→ Consigne a
Dressez la liste des agences de notation citées dans l'article sur la nouvelle dégradation de la note du Liban.
----- Texte de la page
Rechercher
Rechercher

Économie - Crise

Presque sans surprise, Fitch sanctionne une nouvelle fois le Liban

L’agence considère que les perspectives d’amélioration de la situation dépendent d’une combinaison de facteurs positifs sur lesquels il est difficile de miser.

La Banque du Liban a été plusieurs fois la cible de l’action des manifestants.

Habitué pendant des années à « défier les lois de la gravité », comme l’a souligné la Banque mondiale à plusieurs reprises, le Liban a de plus en plus de plomb dans l’aile. L’agence de notation Fitch a en effet dégradé hier la note souveraine du pays de « CCC » à « CC ». L’agence américaine, l’une des trois principales avec Moody’s et Standard & Poor’s, a également répercuté cette baisse sur les notes des banques libanaises qu’elle évalue (Bank Audi et Byblos Bank).Fitch considère désormais très « probable » que le Liban procède à une restructuration de sa dette publique ou « fasse défaut » à ses prochaines échéances. Des scénarios envisagés en raison de « l’incertitude aiguë » concernant la situation politique du pays, des « mesures informelles de contrôle de capitaux » mises en place par les banques et de l’impact sur les entrée de capitaux de la baisse de confiance des déposants et investisseurs envers le secteur bancaire. Mercredi, Bloomberg a indiqué que pour beaucoup de détenteurs d’obligations d’État, le fait que le pays restructure ses « 87 milliards de dette » n’était plus qu’une question de temps.


Impact limité
Bien qu’elle constitue un nouvel avertissement sérieux adressé à la classe politique, dont la rupture avec la population s’est cristallisée par les manifestations qui se poursuivent depuis le 17 octobre, « les plus importantes depuis une décennie », cette nouvelle dégradation de la note souveraine du pays par Fitch devrait avoir un impact limité. « L’augmentation du risque pays a déjà été prise en compte par le marché », confirme à L’Orient-Le Jour le directeur du département de recherche de Bank Audi, Marwan Barakat. Même son de cloche du côté d’un économiste libanais. « Cette dégradation est anecdotique. La situation économique et financière du pays est déjà dramatique », lâche-t-il, soulignant qu’elle pénalise moins les citoyens que les restrictions bancaires qu’ils subissent depuis la fin de l’été. Il souligne en outre qu’il existe une importante « zone grise » dans la façon dont les agences de notation évaluent les économies des pays. « S’ils se basent sur des critères objectifs, ces rapports cachent souvent une motivation politique », assure-t-il.
----------
----- Données fournies
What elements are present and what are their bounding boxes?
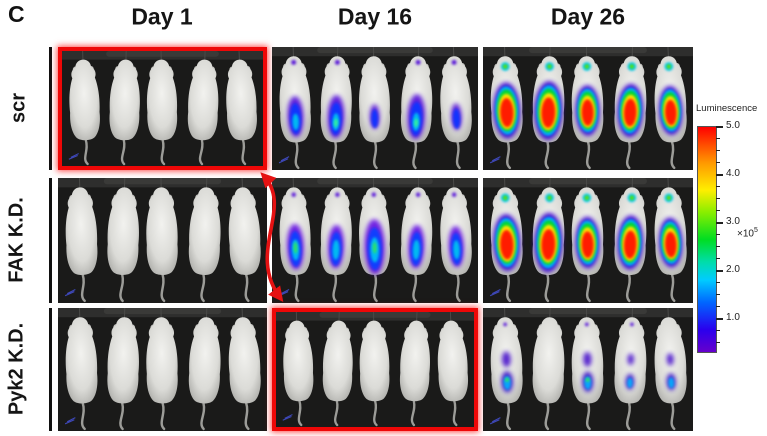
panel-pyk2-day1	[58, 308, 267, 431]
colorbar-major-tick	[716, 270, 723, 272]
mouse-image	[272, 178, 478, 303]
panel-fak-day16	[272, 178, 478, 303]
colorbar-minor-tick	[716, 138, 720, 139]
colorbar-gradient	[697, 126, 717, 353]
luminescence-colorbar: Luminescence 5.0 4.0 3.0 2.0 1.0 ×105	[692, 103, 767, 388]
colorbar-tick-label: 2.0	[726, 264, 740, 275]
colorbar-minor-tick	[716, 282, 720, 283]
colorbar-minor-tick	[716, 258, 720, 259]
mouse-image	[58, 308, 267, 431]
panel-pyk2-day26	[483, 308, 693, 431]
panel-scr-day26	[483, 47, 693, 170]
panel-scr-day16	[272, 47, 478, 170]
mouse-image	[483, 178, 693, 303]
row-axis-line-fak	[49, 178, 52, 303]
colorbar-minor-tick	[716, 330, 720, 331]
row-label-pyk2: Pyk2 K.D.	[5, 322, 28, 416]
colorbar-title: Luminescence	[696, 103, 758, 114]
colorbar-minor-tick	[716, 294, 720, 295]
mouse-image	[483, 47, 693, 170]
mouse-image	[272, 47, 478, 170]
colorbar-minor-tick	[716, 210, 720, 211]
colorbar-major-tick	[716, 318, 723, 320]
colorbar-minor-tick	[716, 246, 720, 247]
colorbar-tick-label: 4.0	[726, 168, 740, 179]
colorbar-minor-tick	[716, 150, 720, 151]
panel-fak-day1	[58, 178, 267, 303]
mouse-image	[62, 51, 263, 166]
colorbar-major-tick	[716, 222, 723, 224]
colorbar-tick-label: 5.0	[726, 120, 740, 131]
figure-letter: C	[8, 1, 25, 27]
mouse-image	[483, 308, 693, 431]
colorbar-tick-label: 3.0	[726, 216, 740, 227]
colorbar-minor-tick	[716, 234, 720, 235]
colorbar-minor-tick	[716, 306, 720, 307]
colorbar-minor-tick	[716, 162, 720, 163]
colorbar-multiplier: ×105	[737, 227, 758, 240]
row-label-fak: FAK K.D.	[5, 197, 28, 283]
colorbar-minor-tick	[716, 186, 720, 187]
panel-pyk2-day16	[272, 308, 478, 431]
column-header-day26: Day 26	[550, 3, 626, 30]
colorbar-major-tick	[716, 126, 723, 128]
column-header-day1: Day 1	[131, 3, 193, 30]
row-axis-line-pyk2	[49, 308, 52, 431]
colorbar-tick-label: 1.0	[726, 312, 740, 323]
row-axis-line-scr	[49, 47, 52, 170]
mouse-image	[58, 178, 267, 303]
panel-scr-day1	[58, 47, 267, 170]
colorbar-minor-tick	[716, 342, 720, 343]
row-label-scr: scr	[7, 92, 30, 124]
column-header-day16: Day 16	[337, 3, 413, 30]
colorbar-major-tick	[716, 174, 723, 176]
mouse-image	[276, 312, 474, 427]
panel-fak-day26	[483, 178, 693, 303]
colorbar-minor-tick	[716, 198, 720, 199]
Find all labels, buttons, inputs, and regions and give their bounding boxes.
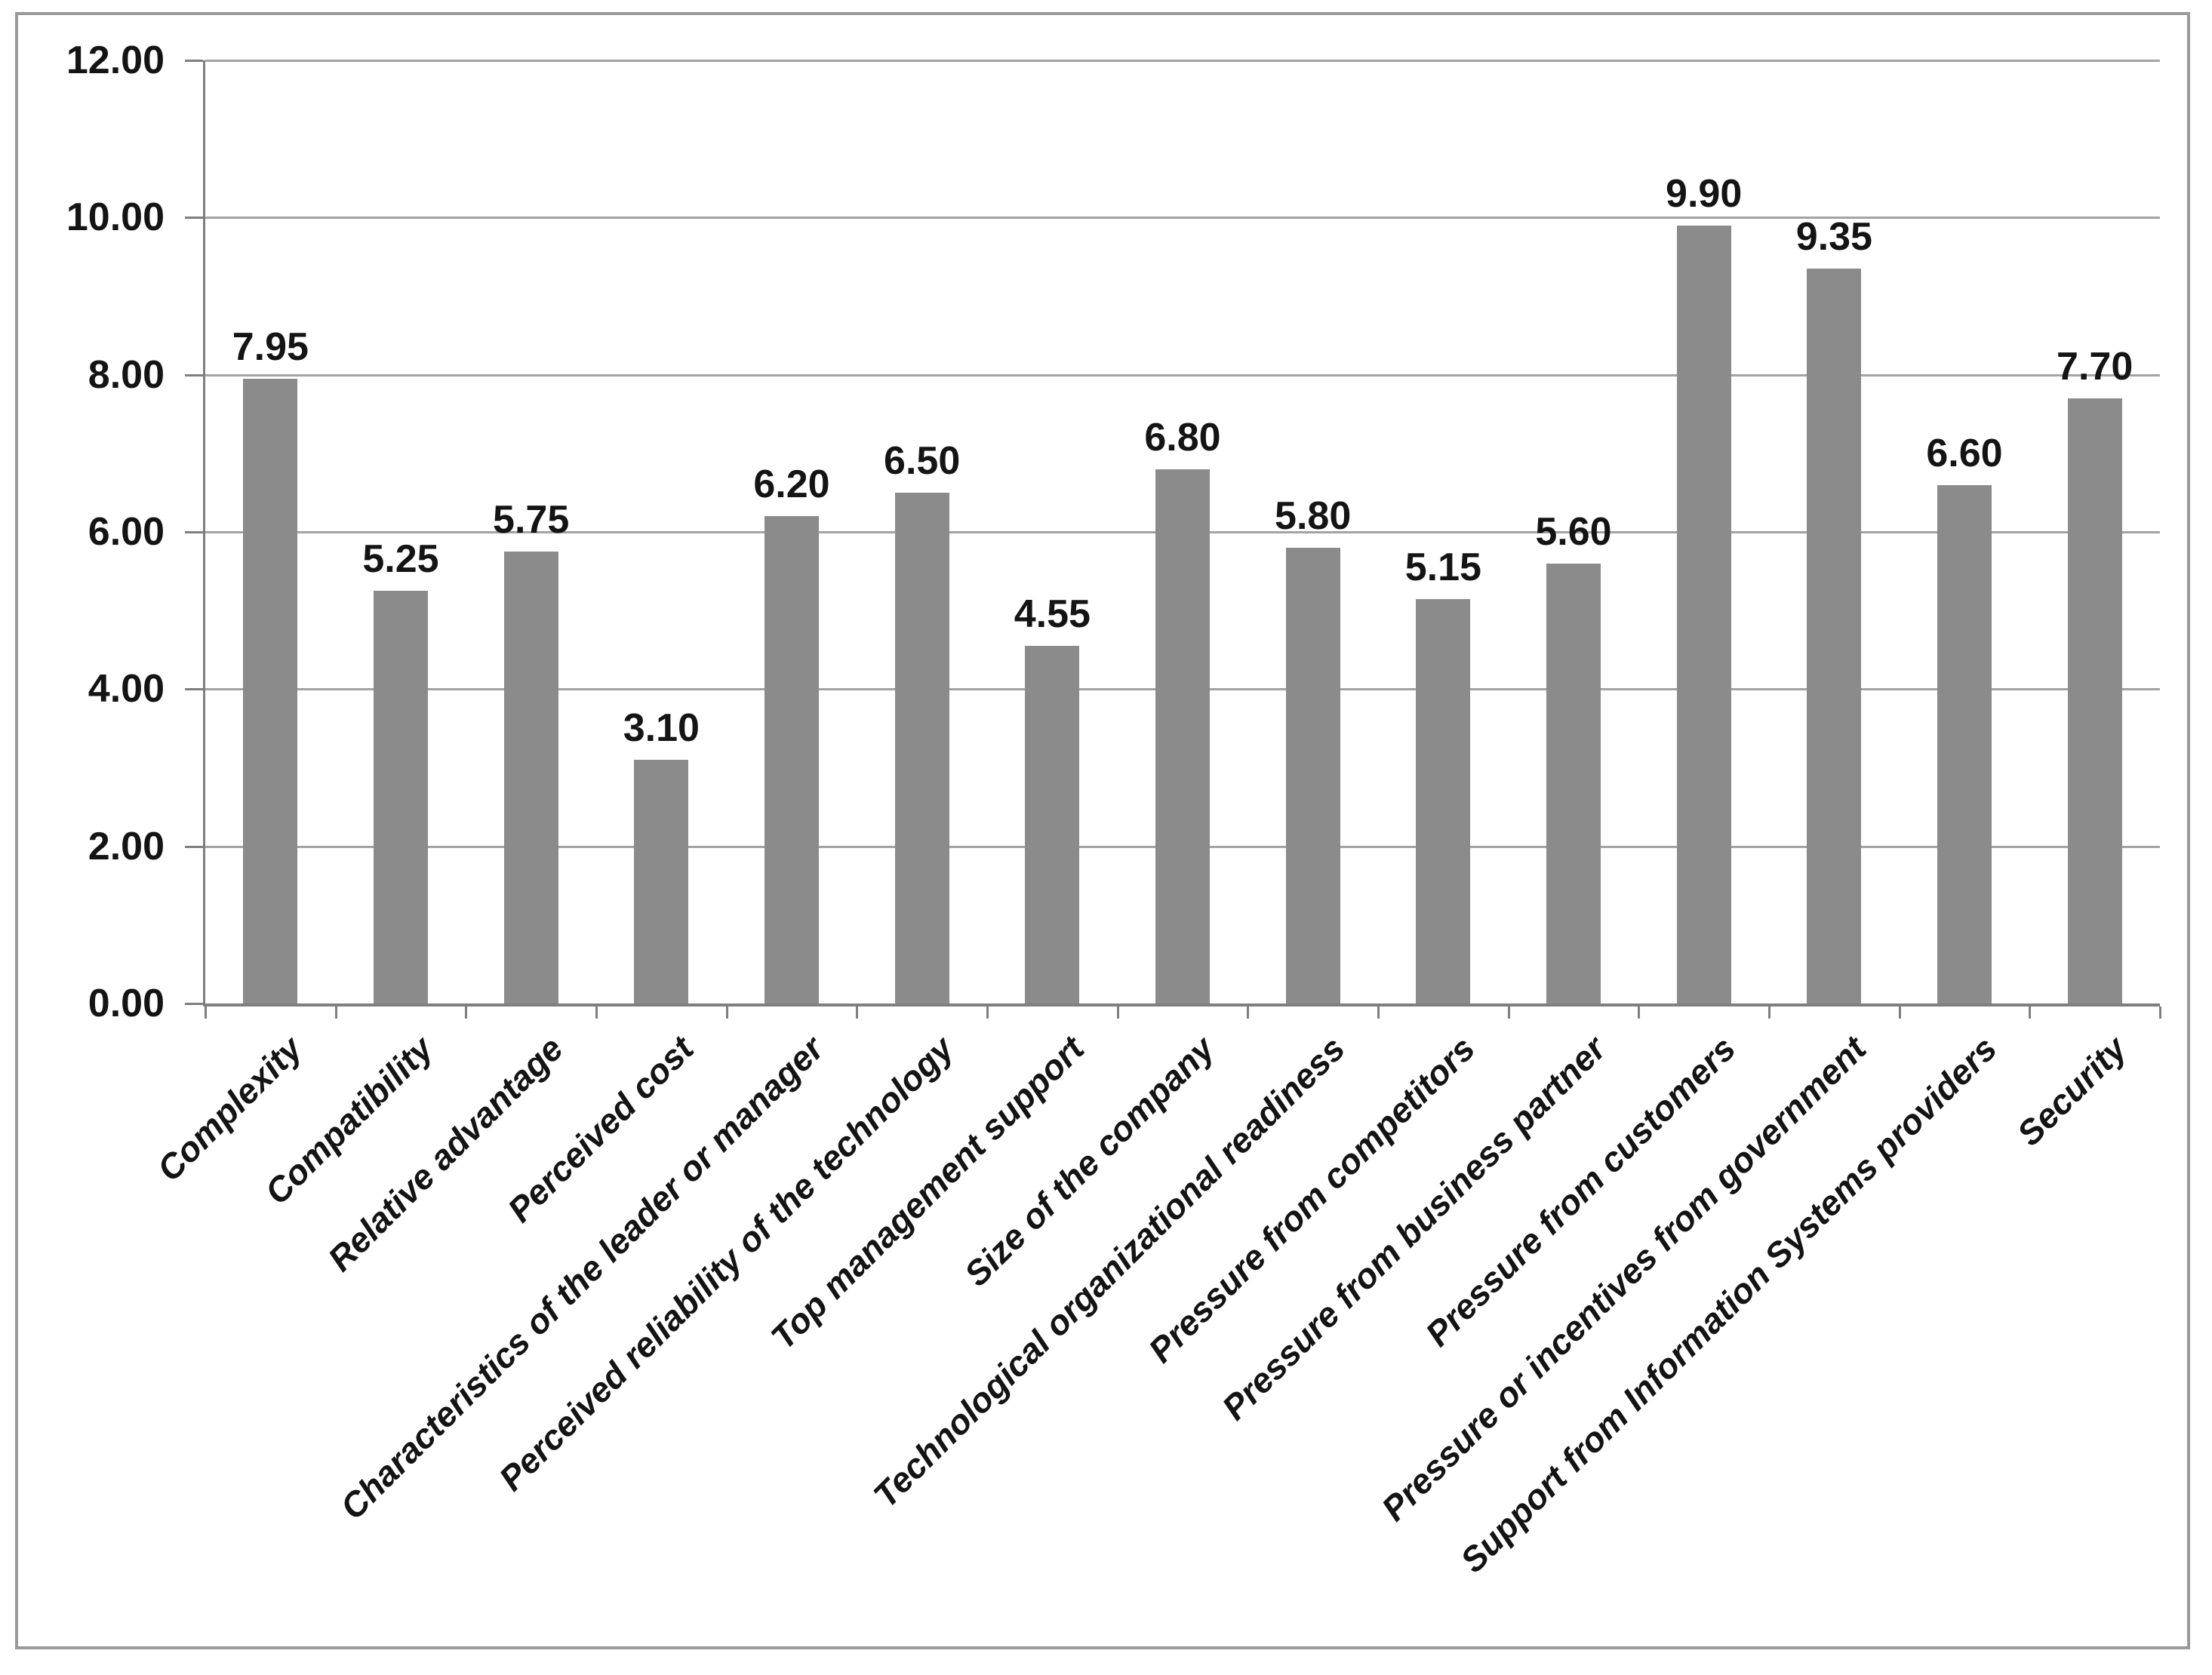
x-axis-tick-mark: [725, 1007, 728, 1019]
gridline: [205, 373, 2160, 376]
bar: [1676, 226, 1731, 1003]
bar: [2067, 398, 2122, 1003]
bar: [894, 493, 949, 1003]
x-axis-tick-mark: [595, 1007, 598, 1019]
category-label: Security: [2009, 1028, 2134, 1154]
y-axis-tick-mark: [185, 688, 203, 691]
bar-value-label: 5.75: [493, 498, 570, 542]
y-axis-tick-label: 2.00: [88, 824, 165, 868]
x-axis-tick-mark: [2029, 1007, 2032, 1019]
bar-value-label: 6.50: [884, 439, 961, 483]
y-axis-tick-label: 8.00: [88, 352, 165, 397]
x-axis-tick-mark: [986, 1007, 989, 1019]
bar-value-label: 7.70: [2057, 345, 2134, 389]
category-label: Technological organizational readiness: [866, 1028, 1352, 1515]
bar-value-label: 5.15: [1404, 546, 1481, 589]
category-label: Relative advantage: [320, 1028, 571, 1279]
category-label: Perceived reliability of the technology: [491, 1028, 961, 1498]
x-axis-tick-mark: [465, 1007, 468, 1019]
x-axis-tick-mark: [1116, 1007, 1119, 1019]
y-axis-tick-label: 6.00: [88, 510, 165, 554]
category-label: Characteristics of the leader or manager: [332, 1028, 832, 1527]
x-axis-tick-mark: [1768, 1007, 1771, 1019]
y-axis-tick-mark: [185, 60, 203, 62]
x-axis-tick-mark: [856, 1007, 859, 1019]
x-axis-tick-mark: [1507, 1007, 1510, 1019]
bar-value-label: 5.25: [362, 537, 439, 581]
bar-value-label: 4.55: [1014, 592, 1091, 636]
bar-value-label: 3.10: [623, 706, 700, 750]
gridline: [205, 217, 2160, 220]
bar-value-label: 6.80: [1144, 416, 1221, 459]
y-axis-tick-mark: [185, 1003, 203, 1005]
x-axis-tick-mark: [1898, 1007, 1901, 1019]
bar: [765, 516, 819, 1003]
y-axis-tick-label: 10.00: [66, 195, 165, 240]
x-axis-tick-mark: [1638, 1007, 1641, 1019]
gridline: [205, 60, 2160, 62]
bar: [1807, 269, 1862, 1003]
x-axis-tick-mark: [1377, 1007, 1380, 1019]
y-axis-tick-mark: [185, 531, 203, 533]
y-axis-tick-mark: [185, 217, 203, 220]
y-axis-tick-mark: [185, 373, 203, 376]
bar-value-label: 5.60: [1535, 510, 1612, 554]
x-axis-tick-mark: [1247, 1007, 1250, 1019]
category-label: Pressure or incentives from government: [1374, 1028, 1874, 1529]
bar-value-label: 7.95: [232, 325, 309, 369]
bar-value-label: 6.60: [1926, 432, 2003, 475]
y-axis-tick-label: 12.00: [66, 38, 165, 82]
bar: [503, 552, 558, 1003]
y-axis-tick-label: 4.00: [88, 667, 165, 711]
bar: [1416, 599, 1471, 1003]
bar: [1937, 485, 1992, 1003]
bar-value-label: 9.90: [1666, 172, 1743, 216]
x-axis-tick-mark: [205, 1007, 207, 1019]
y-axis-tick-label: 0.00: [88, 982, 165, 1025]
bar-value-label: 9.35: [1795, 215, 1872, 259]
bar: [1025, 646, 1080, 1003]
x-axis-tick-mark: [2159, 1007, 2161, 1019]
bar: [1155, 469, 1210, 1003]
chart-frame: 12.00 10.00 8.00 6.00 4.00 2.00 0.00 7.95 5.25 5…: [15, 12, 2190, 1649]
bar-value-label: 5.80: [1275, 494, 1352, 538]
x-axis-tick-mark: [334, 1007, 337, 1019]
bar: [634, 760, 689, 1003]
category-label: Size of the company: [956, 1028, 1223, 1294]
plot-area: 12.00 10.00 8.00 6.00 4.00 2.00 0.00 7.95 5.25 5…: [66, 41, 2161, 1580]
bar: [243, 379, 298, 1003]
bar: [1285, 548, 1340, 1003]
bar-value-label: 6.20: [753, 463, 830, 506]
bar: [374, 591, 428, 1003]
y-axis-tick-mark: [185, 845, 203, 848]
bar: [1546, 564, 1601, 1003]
----------
→ Consigne b
Recopiez à l'identique les lignes des entrées comprises entre celle qui contient "x-axis-tick-mark: [725, 1007, 728, 1019]" et celle qui contient "bar-value-label: 6.50: [884, 439, 961, 483]", ces deux lignes incluses.

→ Réponse finale a
- Fitch
- Moody's
- Standard & Poor's

→ Réponse finale b
x-axis-tick-mark: [725, 1007, 728, 1019]
gridline: [205, 373, 2160, 376]
bar: [1676, 226, 1731, 1003]
bar: [2067, 398, 2122, 1003]
bar: [894, 493, 949, 1003]
x-axis-tick-mark: [595, 1007, 598, 1019]
category-label: Security: [2009, 1028, 2134, 1154]
y-axis-tick-mark: [185, 688, 203, 691]
bar-value-label: 5.75: [493, 498, 570, 542]
y-axis-tick-label: 2.00: [88, 824, 165, 868]
x-axis-tick-mark: [2029, 1007, 2032, 1019]
bar-value-label: 6.50: [884, 439, 961, 483]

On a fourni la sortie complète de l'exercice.